→ **EXERCISE BRIEF**:
Answer these questions from the malloc tutorial:
1. How is nullptr defined in the malloc tutorial?
2. Which three fields does the BlockMeta scheme list?
3. What is the global variable that starts out set as nullptr called?

→ **EXCERPTED TEXT**:

______________________________

How to rewrite "malloc" from scratch ? (with C)

The purpose of this post is to help you make these functions, but the work remains to you (however, I will give you pseudo-codes or code parts to help)! With these following explanations, you will understand the principle and then you will be able to make the functions by yourself. Right, let's start.

First malloc

This is a "dumb" memory allocation function as I use to call it. We will not keep it, but you can start to introduce your code with this one.

void* my_malloc(size_t size) {
    void* allocated = sbrk(0);
    void* request = sbrk(size);
    if (request == (void*) -1) {
        return nullptr;
    }
    return allocated;
}

Let me explain it :

void* : It's a pointer without an assigned type, then you can have a pointer pointing on any object, no worries about its type.
size_t : You have to create it if you don't use the standard library. It's simply a long unsigned int
nullptr : You also have to create it if you don't use the standard library. I defined it as #define nullptr 0

Now, we have sbrk(). According to its documentation :

brk() and sbrk() change the location of the program break, which defines the end of the process's data segment (i.e., the program break is the first location after the end of the uninitialized data segment). Increasing the program break has the effect of allocating memory to the process; decreasing the break deallocates memory. Source : manpages.ubuntu.com

We are also checking if the request was accepted and then we return a pointer on the allocated block.

Do you see the problem here? When we allocate an object, we want to free it after. But how can we know which memory block was allocated to free it?

Let's solve that problem.

Memory blocks

For each allocation, we will save the information of that block to a structure called BlockMeta : the meta-information of a memory block. It's true, the size in memory for each allocation will be increased but it's not so terrible, no worries.

Create your own from this scheme :

BlockMeta
 - size // how much space you are using in memory for this block
 - next // the following block
 - is_free ? // maybe you already freed it

Help about types

I chose to set a type for this structure : typedef s_block_meta* BlockMeta where s_block_meta is the structure

Before updating the malloc function, using the BlockMeta structure, we have to create two other functions to request memory space :

BlockMeta mem_find_free_block(BlockMeta* last, size_t size);
BlockMeta mem_request_space(BlockMeta last, size_t size);

And a global variable called BLOCK_BASE is set as nullptr (a pointer pointing on a NULL value) for the beginning. It will permit us to know while allocating if it's the first time we allocate memory. This will be seen further while writing our mem_alloc() function.

______________________________

→ **RECORD EXTRACTS**:

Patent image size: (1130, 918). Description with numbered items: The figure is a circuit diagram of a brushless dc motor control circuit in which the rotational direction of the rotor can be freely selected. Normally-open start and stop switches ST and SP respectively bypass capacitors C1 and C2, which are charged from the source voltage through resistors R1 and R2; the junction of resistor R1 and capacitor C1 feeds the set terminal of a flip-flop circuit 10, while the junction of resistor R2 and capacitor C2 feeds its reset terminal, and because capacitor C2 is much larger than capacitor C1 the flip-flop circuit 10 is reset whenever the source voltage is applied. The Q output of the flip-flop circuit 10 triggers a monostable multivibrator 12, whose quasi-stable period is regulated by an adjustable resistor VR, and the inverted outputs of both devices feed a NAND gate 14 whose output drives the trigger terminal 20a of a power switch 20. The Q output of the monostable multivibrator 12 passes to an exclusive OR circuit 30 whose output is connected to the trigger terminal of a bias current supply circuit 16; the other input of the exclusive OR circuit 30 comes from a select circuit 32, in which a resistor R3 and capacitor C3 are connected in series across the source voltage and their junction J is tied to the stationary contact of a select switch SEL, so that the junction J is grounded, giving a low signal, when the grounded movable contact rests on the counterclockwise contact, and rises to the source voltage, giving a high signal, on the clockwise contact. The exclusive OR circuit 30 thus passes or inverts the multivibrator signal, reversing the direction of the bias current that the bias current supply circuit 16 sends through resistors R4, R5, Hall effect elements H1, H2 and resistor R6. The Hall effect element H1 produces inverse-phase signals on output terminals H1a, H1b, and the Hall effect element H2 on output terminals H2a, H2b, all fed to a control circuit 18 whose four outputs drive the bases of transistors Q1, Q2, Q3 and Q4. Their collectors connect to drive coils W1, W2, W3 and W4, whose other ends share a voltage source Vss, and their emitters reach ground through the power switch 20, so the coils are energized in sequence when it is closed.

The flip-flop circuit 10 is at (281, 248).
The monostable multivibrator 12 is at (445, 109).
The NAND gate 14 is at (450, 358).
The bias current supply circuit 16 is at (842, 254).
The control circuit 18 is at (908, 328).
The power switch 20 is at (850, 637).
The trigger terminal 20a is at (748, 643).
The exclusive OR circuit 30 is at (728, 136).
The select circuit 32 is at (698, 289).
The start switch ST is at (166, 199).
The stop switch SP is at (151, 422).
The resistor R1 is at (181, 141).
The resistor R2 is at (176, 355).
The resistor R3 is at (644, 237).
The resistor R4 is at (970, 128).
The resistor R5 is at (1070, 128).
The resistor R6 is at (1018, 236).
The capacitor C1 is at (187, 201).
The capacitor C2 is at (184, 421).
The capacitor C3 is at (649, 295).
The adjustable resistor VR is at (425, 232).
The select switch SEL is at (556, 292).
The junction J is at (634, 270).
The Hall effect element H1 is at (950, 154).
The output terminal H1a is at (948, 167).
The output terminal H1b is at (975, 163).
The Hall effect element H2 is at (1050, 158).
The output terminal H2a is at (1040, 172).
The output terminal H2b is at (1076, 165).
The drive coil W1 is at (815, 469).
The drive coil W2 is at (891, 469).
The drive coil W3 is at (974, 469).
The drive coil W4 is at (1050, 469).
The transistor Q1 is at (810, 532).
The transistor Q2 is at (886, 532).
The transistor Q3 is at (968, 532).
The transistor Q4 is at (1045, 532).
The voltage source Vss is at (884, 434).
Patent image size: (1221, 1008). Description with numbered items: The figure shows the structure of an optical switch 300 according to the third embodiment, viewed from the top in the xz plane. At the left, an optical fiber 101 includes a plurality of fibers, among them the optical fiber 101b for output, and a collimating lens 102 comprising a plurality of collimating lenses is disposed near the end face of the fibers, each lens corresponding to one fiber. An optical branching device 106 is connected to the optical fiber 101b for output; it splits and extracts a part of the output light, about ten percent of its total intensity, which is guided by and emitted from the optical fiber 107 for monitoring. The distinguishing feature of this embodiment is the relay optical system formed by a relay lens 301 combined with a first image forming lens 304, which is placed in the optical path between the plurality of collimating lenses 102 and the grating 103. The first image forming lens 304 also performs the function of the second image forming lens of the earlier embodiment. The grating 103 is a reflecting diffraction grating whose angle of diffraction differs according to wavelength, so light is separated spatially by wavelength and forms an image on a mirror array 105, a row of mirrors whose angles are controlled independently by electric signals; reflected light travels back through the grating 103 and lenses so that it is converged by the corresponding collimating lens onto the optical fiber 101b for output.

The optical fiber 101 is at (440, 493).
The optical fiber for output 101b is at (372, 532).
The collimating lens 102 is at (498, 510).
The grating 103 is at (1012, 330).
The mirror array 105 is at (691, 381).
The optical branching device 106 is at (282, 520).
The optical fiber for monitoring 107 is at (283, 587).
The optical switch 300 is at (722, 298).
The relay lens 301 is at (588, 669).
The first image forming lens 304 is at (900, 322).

______________________________

→ **EXERCISE RESULT**:
1. #define nullptr 0
2. size, next, and is_free
3. BLOCK_BASE